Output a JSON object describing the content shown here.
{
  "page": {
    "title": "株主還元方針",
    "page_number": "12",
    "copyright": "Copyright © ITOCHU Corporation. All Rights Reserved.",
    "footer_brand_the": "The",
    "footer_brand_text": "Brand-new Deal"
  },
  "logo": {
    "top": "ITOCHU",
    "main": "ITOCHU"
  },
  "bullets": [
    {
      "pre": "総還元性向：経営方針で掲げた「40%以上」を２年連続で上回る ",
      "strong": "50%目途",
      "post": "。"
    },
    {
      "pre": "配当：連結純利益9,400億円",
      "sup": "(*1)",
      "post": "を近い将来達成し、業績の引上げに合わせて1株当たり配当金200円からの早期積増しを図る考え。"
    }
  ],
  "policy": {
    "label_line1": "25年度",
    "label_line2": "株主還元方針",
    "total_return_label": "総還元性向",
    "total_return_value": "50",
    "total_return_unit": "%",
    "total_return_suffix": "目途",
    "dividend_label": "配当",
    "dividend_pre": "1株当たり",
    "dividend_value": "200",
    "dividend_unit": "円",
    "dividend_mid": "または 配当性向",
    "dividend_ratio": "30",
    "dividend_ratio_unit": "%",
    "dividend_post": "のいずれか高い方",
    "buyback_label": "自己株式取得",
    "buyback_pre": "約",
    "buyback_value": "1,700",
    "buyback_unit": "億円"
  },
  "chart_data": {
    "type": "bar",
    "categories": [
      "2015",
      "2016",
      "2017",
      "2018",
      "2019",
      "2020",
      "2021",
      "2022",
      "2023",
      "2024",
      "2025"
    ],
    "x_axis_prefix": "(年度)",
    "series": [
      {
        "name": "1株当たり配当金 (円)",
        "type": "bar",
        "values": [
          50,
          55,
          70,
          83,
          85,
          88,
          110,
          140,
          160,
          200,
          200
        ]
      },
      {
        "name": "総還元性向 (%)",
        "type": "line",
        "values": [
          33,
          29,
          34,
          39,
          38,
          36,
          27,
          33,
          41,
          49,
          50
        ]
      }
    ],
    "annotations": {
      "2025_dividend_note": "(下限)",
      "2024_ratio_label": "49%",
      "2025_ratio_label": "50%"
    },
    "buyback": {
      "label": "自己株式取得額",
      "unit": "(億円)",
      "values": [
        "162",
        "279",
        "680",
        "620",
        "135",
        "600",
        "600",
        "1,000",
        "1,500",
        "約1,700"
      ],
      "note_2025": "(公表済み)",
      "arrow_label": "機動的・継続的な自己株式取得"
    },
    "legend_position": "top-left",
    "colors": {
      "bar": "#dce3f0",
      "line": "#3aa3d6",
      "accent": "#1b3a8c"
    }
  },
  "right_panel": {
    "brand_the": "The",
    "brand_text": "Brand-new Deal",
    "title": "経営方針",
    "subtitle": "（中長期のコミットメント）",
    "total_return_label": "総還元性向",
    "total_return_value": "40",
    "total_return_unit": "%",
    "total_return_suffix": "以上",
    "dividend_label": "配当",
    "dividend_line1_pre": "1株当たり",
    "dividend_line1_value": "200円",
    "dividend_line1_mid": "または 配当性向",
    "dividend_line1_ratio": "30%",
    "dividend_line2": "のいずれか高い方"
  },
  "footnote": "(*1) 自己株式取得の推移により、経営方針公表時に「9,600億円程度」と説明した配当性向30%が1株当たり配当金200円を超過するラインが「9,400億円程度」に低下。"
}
---*---
• **What you have to do**: Return the entries above exactly, each one complete.

• **Reply**:
Output a JSON object describing the content shown here.
{
  "page": {
    "title": "株主還元方針",
    "page_number": "12",
    "copyright": "Copyright © ITOCHU Corporation. All Rights Reserved.",
    "footer_brand_the": "The",
    "footer_brand_text": "Brand-new Deal"
  },
  "logo": {
    "top": "ITOCHU",
    "main": "ITOCHU"
  },
  "bullets": [
    {
      "pre": "総還元性向：経営方針で掲げた「40%以上」を２年連続で上回る ",
      "strong": "50%目途",
      "post": "。"
    },
    {
      "pre": "配当：連結純利益9,400億円",
      "sup": "(*1)",
      "post": "を近い将来達成し、業績の引上げに合わせて1株当たり配当金200円からの早期積増しを図る考え。"
    }
  ],
  "policy": {
    "label_line1": "25年度",
    "label_line2": "株主還元方針",
    "total_return_label": "総還元性向",
    "total_return_value": "50",
    "total_return_unit": "%",
    "total_return_suffix": "目途",
    "dividend_label": "配当",
    "dividend_pre": "1株当たり",
    "dividend_value": "200",
    "dividend_unit": "円",
    "dividend_mid": "または 配当性向",
    "dividend_ratio": "30",
    "dividend_ratio_unit": "%",
    "dividend_post": "のいずれか高い方",
    "buyback_label": "自己株式取得",
    "buyback_pre": "約",
    "buyback_value": "1,700",
    "buyback_unit": "億円"
  },
  "chart_data": {
    "type": "bar",
    "categories": [
      "2015",
      "2016",
      "2017",
      "2018",
      "2019",
      "2020",
      "2021",
      "2022",
      "2023",
      "2024",
      "2025"
    ],
    "x_axis_prefix": "(年度)",
    "series": [
      {
        "name": "1株当たり配当金 (円)",
        "type": "bar",
        "values": [
          50,
          55,
          70,
          83,
          85,
          88,
          110,
          140,
          160,
          200,
          200
        ]
      },
      {
        "name": "総還元性向 (%)",
        "type": "line",
        "values": [
          33,
          29,
          34,
          39,
          38,
          36,
          27,
          33,
          41,
          49,
          50
        ]
      }
    ],
    "annotations": {
      "2025_dividend_note": "(下限)",
      "2024_ratio_label": "49%",
      "2025_ratio_label": "50%"
    },
    "buyback": {
      "label": "自己株式取得額",
      "unit": "(億円)",
      "values": [
        "162",
        "279",
        "680",
        "620",
        "135",
        "600",
        "600",
        "1,000",
        "1,500",
        "約1,700"
      ],
      "note_2025": "(公表済み)",
      "arrow_label": "機動的・継続的な自己株式取得"
    },
    "legend_position": "top-left",
    "colors": {
      "bar": "#dce3f0",
      "line": "#3aa3d6",
      "accent": "#1b3a8c"
    }
  },
  "right_panel": {
    "brand_the": "The",
    "brand_text": "Brand-new Deal",
    "title": "経営方針",
    "subtitle": "（中長期のコミットメント）",
    "total_return_label": "総還元性向",
    "total_return_value": "40",
    "total_return_unit": "%",
    "total_return_suffix": "以上",
    "dividend_label": "配当",
    "dividend_line1_pre": "1株当たり",
    "dividend_line1_value": "200円",
    "dividend_line1_mid": "または 配当性向",
    "dividend_line1_ratio": "30%",
    "dividend_line2": "のいずれか高い方"
  },
  "footnote": "(*1) 自己株式取得の推移により、経営方針公表時に「9,600億円程度」と説明した配当性向30%が1株当たり配当金200円を超過するラインが「9,400億円程度」に低下。"
}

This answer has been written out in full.